Locate every line in the records below that contains the word "offset", and copy each one.
═════ THE DATA
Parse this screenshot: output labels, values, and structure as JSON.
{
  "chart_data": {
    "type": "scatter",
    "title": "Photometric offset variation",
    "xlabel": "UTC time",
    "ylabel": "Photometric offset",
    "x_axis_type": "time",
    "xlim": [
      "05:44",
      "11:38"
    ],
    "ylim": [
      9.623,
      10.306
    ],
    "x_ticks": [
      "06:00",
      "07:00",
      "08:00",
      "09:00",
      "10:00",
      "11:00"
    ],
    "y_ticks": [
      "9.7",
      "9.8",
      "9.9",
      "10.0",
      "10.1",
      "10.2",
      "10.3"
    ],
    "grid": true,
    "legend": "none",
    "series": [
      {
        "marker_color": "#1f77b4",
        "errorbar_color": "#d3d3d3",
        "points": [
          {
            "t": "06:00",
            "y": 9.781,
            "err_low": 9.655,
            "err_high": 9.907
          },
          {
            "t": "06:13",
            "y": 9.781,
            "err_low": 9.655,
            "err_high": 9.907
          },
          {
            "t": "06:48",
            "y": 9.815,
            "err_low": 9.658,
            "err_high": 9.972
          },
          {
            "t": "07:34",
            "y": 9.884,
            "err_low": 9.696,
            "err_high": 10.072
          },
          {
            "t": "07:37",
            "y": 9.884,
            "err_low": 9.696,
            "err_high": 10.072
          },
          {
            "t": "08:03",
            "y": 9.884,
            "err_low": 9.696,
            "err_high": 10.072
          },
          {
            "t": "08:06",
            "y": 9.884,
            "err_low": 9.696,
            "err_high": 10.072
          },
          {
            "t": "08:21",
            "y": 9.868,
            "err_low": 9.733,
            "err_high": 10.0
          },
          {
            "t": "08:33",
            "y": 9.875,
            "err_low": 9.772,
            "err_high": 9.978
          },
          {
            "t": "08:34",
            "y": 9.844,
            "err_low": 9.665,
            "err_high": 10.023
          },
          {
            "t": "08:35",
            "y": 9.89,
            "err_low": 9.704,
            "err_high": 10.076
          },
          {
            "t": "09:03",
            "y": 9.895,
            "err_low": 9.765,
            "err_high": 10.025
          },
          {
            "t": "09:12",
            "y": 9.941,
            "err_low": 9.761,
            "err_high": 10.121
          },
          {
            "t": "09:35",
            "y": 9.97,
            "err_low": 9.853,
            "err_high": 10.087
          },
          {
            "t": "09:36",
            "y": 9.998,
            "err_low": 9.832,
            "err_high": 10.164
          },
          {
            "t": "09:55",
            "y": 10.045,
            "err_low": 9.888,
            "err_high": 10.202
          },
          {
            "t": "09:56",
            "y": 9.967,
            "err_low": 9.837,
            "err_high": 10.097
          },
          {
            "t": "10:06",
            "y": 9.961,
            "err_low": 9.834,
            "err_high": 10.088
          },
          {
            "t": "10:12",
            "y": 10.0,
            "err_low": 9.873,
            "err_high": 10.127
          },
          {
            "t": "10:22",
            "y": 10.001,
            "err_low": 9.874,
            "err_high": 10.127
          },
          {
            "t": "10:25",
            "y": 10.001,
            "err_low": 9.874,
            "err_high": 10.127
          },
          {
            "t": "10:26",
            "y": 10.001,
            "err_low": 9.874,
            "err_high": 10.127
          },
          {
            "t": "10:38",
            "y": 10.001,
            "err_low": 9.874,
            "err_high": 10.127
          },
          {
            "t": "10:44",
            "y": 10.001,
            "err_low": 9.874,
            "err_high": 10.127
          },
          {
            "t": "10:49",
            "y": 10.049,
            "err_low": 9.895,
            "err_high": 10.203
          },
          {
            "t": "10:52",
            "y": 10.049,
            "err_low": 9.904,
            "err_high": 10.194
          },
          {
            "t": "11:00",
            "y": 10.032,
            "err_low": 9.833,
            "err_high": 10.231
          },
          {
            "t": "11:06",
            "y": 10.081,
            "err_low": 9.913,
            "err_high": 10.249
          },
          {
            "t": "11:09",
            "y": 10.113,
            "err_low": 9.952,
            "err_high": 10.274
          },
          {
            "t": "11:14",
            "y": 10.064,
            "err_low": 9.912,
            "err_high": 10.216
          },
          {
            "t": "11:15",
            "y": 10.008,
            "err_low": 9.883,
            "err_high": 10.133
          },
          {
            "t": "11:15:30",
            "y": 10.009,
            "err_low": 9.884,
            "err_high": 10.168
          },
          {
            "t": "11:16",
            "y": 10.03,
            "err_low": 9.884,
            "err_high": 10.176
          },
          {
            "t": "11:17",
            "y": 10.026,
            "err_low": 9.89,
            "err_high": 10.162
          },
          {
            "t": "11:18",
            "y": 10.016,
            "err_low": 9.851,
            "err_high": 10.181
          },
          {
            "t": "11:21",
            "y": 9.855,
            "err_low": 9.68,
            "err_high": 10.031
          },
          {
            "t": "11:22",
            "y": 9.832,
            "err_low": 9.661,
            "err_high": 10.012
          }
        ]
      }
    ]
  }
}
══════════
ANSWER -
    "title": "Photometric offset variation",
    "ylabel": "Photometric offset",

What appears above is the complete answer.